Given exercise:
In the material below, find all lines with the string "platepar" and copy them.

(A block of data)
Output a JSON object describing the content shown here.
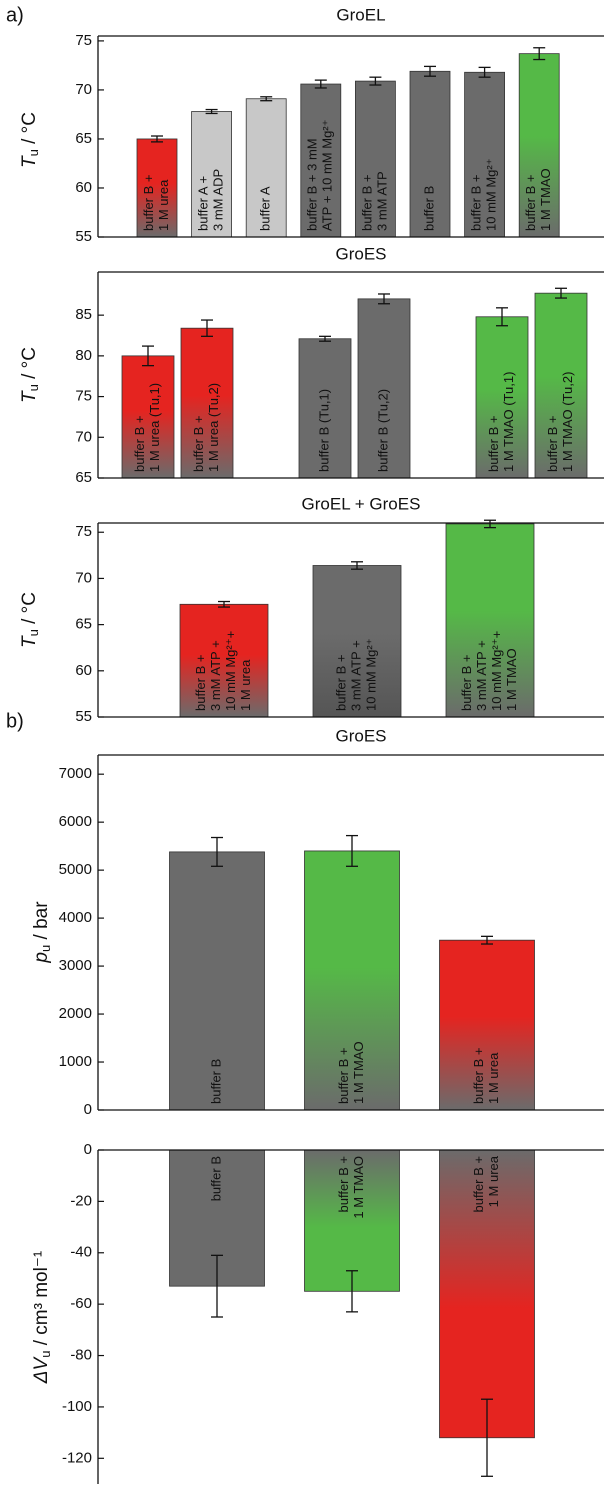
{
  "chart_data": [
    {
      "type": "bar",
      "panel_label": "a)",
      "title": "GroEL",
      "ylabel": {
        "symbol": "T",
        "subscript": "u",
        "unit": " / °C"
      },
      "categories": [
        [
          "buffer B +",
          "1 M urea"
        ],
        [
          "buffer A +",
          "3 mM ADP"
        ],
        [
          "buffer A"
        ],
        [
          "buffer B + 3 mM",
          "ATP + 10 mM Mg²⁺"
        ],
        [
          "buffer B +",
          "3 mM ATP"
        ],
        [
          "buffer B"
        ],
        [
          "buffer B +",
          "10 mM Mg²⁺"
        ],
        [
          "buffer B +",
          "1 M TMAO"
        ]
      ],
      "values": [
        65.0,
        67.8,
        69.1,
        70.6,
        70.9,
        71.9,
        71.8,
        73.7
      ],
      "errors": [
        0.3,
        0.2,
        0.2,
        0.4,
        0.4,
        0.5,
        0.5,
        0.6
      ],
      "colors": [
        "#e52420",
        "#c8c8c8",
        "#c8c8c8",
        "#6b6b6b",
        "#6b6b6b",
        "#6b6b6b",
        "#6b6b6b",
        "#55b947"
      ],
      "fade_colors": [
        "#6b6b6b",
        "#c8c8c8",
        "#c8c8c8",
        "#6b6b6b",
        "#6b6b6b",
        "#6b6b6b",
        "#6b6b6b",
        "#6b6b6b"
      ],
      "ylim": [
        55,
        75.5
      ],
      "yticks": [
        55,
        60,
        65,
        70,
        75
      ]
    },
    {
      "type": "bar",
      "title": "GroES",
      "ylabel": {
        "symbol": "T",
        "subscript": "u",
        "unit": " / °C"
      },
      "categories": [
        [
          "buffer B +",
          "1 M urea (Tu,1)"
        ],
        [
          "buffer B +",
          "1 M urea (Tu,2)"
        ],
        null,
        [
          "buffer B (Tu,1)"
        ],
        [
          "buffer B (Tu,2)"
        ],
        null,
        [
          "buffer B +",
          "1 M TMAO (Tu,1)"
        ],
        [
          "buffer B +",
          "1 M TMAO (Tu,2)"
        ]
      ],
      "values": [
        80.0,
        83.4,
        null,
        82.1,
        87.0,
        null,
        84.8,
        87.7
      ],
      "errors": [
        1.2,
        1.0,
        null,
        0.3,
        0.6,
        null,
        1.1,
        0.6
      ],
      "colors": [
        "#e52420",
        "#e52420",
        null,
        "#6b6b6b",
        "#6b6b6b",
        null,
        "#55b947",
        "#55b947"
      ],
      "fade_colors": [
        "#6b6b6b",
        "#6b6b6b",
        null,
        "#6b6b6b",
        "#6b6b6b",
        null,
        "#6b6b6b",
        "#6b6b6b"
      ],
      "ylim": [
        65,
        90.3
      ],
      "yticks": [
        65,
        70,
        75,
        80,
        85
      ]
    },
    {
      "type": "bar",
      "title": "GroEL + GroES",
      "ylabel": {
        "symbol": "T",
        "subscript": "u",
        "unit": " / °C"
      },
      "categories": [
        [
          "buffer B +",
          "3 mM ATP +",
          "10 mM Mg²⁺+",
          "1 M urea"
        ],
        [
          "buffer B +",
          "3 mM ATP +",
          "10 mM Mg²⁺"
        ],
        [
          "buffer B +",
          "3 mM ATP +",
          "10 mM Mg²⁺+",
          "1 M TMAO"
        ]
      ],
      "values": [
        67.2,
        71.4,
        75.9
      ],
      "errors": [
        0.3,
        0.4,
        0.4
      ],
      "colors": [
        "#e52420",
        "#6b6b6b",
        "#55b947"
      ],
      "fade_colors": [
        "#6b6b6b",
        "#555555",
        "#6b6b6b"
      ],
      "ylim": [
        55,
        76
      ],
      "yticks": [
        55,
        60,
        65,
        70,
        75
      ]
    },
    {
      "type": "bar",
      "panel_label": "b)",
      "title": "GroES",
      "ylabel": {
        "symbol": "p",
        "subscript": "u",
        "unit": " / bar"
      },
      "categories": [
        [
          "buffer B"
        ],
        [
          "buffer B +",
          "1 M TMAO"
        ],
        [
          "buffer B +",
          "1 M urea"
        ]
      ],
      "values": [
        5380,
        5400,
        3540
      ],
      "errors": [
        300,
        320,
        80
      ],
      "colors": [
        "#6b6b6b",
        "#55b947",
        "#e52420"
      ],
      "fade_colors": [
        "#6b6b6b",
        "#6b6b6b",
        "#6b6b6b"
      ],
      "ylim": [
        0,
        7400
      ],
      "yticks": [
        0,
        1000,
        2000,
        3000,
        4000,
        5000,
        6000,
        7000
      ]
    },
    {
      "type": "bar",
      "ylabel": {
        "symbol": "ΔV",
        "subscript": "u",
        "unit": " / cm³ mol⁻¹"
      },
      "categories": [
        [
          "buffer B"
        ],
        [
          "buffer B +",
          "1 M TMAO"
        ],
        [
          "buffer B +",
          "1 M urea"
        ]
      ],
      "values": [
        -53,
        -55,
        -112
      ],
      "errors": [
        12,
        8,
        15
      ],
      "colors": [
        "#6b6b6b",
        "#55b947",
        "#e52420"
      ],
      "fade_colors": [
        "#6b6b6b",
        "#6b6b6b",
        "#6b6b6b"
      ],
      "ylim": [
        -130,
        0
      ],
      "yticks": [
        -120,
        -100,
        -80,
        -60,
        -40,
        -20,
        0
      ]
    }
  ]
}
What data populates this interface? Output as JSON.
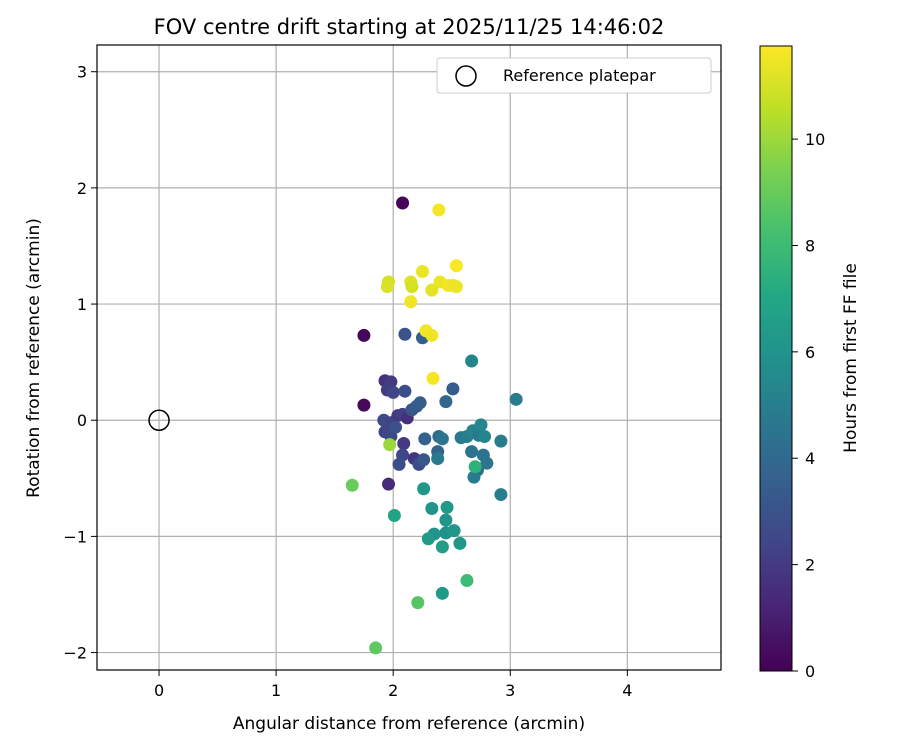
{
  "chart_data": {
    "type": "scatter",
    "title": "FOV centre drift starting at 2025/11/25 14:46:02",
    "xlabel": "Angular distance from reference (arcmin)",
    "ylabel": "Rotation from reference (arcmin)",
    "xlim": [
      -0.53,
      4.8
    ],
    "ylim": [
      -2.15,
      3.23
    ],
    "xticks": [
      0,
      1,
      2,
      3,
      4
    ],
    "yticks": [
      -2,
      -1,
      0,
      1,
      2,
      3
    ],
    "xtick_labels": [
      "0",
      "1",
      "2",
      "3",
      "4"
    ],
    "ytick_labels": [
      "−2",
      "−1",
      "0",
      "1",
      "2",
      "3"
    ],
    "grid": true,
    "legend": {
      "placement": "top-right",
      "entries": [
        "Reference platepar"
      ]
    },
    "reference_point": {
      "x": 0,
      "y": 0,
      "label": "Reference platepar"
    },
    "colorbar": {
      "label": "Hours from first FF file",
      "min": 0,
      "max": 11.75,
      "ticks": [
        0,
        2,
        4,
        6,
        8,
        10
      ],
      "tick_labels": [
        "0",
        "2",
        "4",
        "6",
        "8",
        "10"
      ],
      "colormap": "viridis"
    },
    "points": [
      {
        "x": 2.08,
        "y": 1.87,
        "c": 0.1
      },
      {
        "x": 1.75,
        "y": 0.73,
        "c": 0.2
      },
      {
        "x": 1.75,
        "y": 0.13,
        "c": 0.3
      },
      {
        "x": 1.96,
        "y": -0.55,
        "c": 1.5
      },
      {
        "x": 2.1,
        "y": 0.74,
        "c": 3.0
      },
      {
        "x": 2.25,
        "y": 0.71,
        "c": 3.5
      },
      {
        "x": 1.93,
        "y": 0.34,
        "c": 1.7
      },
      {
        "x": 1.98,
        "y": 0.33,
        "c": 2.0
      },
      {
        "x": 1.95,
        "y": 0.26,
        "c": 2.1
      },
      {
        "x": 2.0,
        "y": 0.24,
        "c": 2.4
      },
      {
        "x": 2.1,
        "y": 0.25,
        "c": 2.8
      },
      {
        "x": 1.92,
        "y": 0.0,
        "c": 2.6
      },
      {
        "x": 1.99,
        "y": -0.02,
        "c": 2.3
      },
      {
        "x": 2.04,
        "y": 0.04,
        "c": 1.9
      },
      {
        "x": 2.08,
        "y": 0.05,
        "c": 2.2
      },
      {
        "x": 2.12,
        "y": 0.02,
        "c": 1.6
      },
      {
        "x": 2.16,
        "y": 0.09,
        "c": 3.1
      },
      {
        "x": 2.2,
        "y": 0.12,
        "c": 3.3
      },
      {
        "x": 2.23,
        "y": 0.15,
        "c": 3.5
      },
      {
        "x": 1.93,
        "y": -0.1,
        "c": 2.4
      },
      {
        "x": 1.98,
        "y": -0.14,
        "c": 2.6
      },
      {
        "x": 2.02,
        "y": -0.06,
        "c": 2.9
      },
      {
        "x": 2.09,
        "y": -0.2,
        "c": 2.0
      },
      {
        "x": 2.08,
        "y": -0.3,
        "c": 2.5
      },
      {
        "x": 2.05,
        "y": -0.38,
        "c": 2.8
      },
      {
        "x": 2.18,
        "y": -0.33,
        "c": 1.8
      },
      {
        "x": 2.22,
        "y": -0.38,
        "c": 2.7
      },
      {
        "x": 2.26,
        "y": -0.34,
        "c": 3.2
      },
      {
        "x": 2.27,
        "y": -0.16,
        "c": 3.6
      },
      {
        "x": 2.38,
        "y": -0.27,
        "c": 3.8
      },
      {
        "x": 2.39,
        "y": -0.14,
        "c": 4.2
      },
      {
        "x": 2.42,
        "y": -0.16,
        "c": 4.6
      },
      {
        "x": 2.45,
        "y": 0.16,
        "c": 3.9
      },
      {
        "x": 2.51,
        "y": 0.27,
        "c": 3.4
      },
      {
        "x": 2.38,
        "y": -0.33,
        "c": 4.8
      },
      {
        "x": 2.58,
        "y": -0.15,
        "c": 4.7
      },
      {
        "x": 2.63,
        "y": -0.14,
        "c": 5.0
      },
      {
        "x": 2.67,
        "y": -0.27,
        "c": 4.4
      },
      {
        "x": 2.68,
        "y": -0.09,
        "c": 5.2
      },
      {
        "x": 2.73,
        "y": -0.13,
        "c": 4.8
      },
      {
        "x": 2.67,
        "y": 0.51,
        "c": 5.3
      },
      {
        "x": 2.75,
        "y": -0.04,
        "c": 5.4
      },
      {
        "x": 2.78,
        "y": -0.14,
        "c": 5.3
      },
      {
        "x": 2.77,
        "y": -0.3,
        "c": 4.4
      },
      {
        "x": 2.8,
        "y": -0.37,
        "c": 4.6
      },
      {
        "x": 2.72,
        "y": -0.43,
        "c": 4.5
      },
      {
        "x": 2.69,
        "y": -0.49,
        "c": 4.9
      },
      {
        "x": 2.92,
        "y": -0.18,
        "c": 4.9
      },
      {
        "x": 3.05,
        "y": 0.18,
        "c": 4.9
      },
      {
        "x": 2.92,
        "y": -0.64,
        "c": 5.0
      },
      {
        "x": 2.26,
        "y": -0.59,
        "c": 6.2
      },
      {
        "x": 2.33,
        "y": -0.76,
        "c": 6.0
      },
      {
        "x": 2.46,
        "y": -0.75,
        "c": 6.3
      },
      {
        "x": 2.45,
        "y": -0.86,
        "c": 6.1
      },
      {
        "x": 2.35,
        "y": -0.98,
        "c": 6.0
      },
      {
        "x": 2.3,
        "y": -1.02,
        "c": 6.4
      },
      {
        "x": 2.45,
        "y": -0.97,
        "c": 5.9
      },
      {
        "x": 2.52,
        "y": -0.95,
        "c": 6.2
      },
      {
        "x": 2.42,
        "y": -1.09,
        "c": 6.5
      },
      {
        "x": 2.57,
        "y": -1.06,
        "c": 6.2
      },
      {
        "x": 2.42,
        "y": -1.49,
        "c": 6.3
      },
      {
        "x": 2.01,
        "y": -0.82,
        "c": 6.8
      },
      {
        "x": 2.7,
        "y": -0.4,
        "c": 7.5
      },
      {
        "x": 2.63,
        "y": -1.38,
        "c": 8.0
      },
      {
        "x": 2.21,
        "y": -1.57,
        "c": 8.6
      },
      {
        "x": 1.85,
        "y": -1.96,
        "c": 8.8
      },
      {
        "x": 1.65,
        "y": -0.56,
        "c": 9.0
      },
      {
        "x": 1.97,
        "y": -0.21,
        "c": 10.0
      },
      {
        "x": 1.96,
        "y": 1.19,
        "c": 11.0
      },
      {
        "x": 1.95,
        "y": 1.15,
        "c": 11.1
      },
      {
        "x": 2.15,
        "y": 1.19,
        "c": 11.2
      },
      {
        "x": 2.16,
        "y": 1.15,
        "c": 11.0
      },
      {
        "x": 2.15,
        "y": 1.02,
        "c": 11.5
      },
      {
        "x": 2.25,
        "y": 1.28,
        "c": 11.4
      },
      {
        "x": 2.39,
        "y": 1.81,
        "c": 11.6
      },
      {
        "x": 2.33,
        "y": 1.12,
        "c": 11.3
      },
      {
        "x": 2.4,
        "y": 1.19,
        "c": 11.4
      },
      {
        "x": 2.47,
        "y": 1.16,
        "c": 11.6
      },
      {
        "x": 2.51,
        "y": 1.16,
        "c": 11.5
      },
      {
        "x": 2.54,
        "y": 1.15,
        "c": 11.4
      },
      {
        "x": 2.54,
        "y": 1.33,
        "c": 11.7
      },
      {
        "x": 2.28,
        "y": 0.77,
        "c": 11.6
      },
      {
        "x": 2.33,
        "y": 0.73,
        "c": 11.5
      },
      {
        "x": 2.34,
        "y": 0.36,
        "c": 11.6
      }
    ]
  }
}
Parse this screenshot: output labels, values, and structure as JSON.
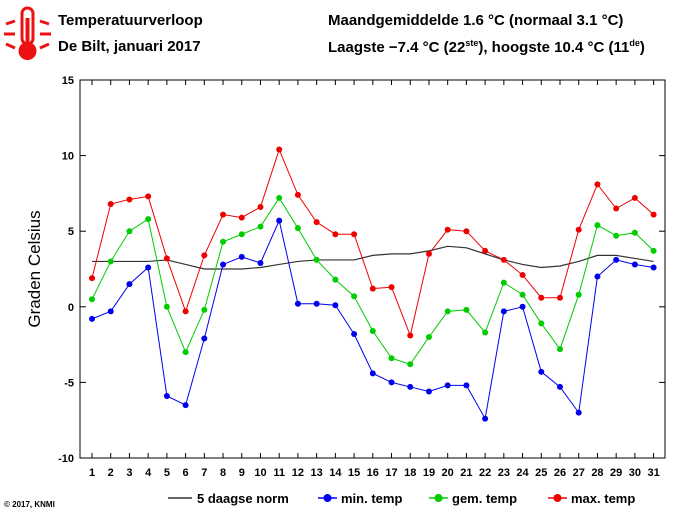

Output:
        "Reference platepar"
      "label": "Reference platepar"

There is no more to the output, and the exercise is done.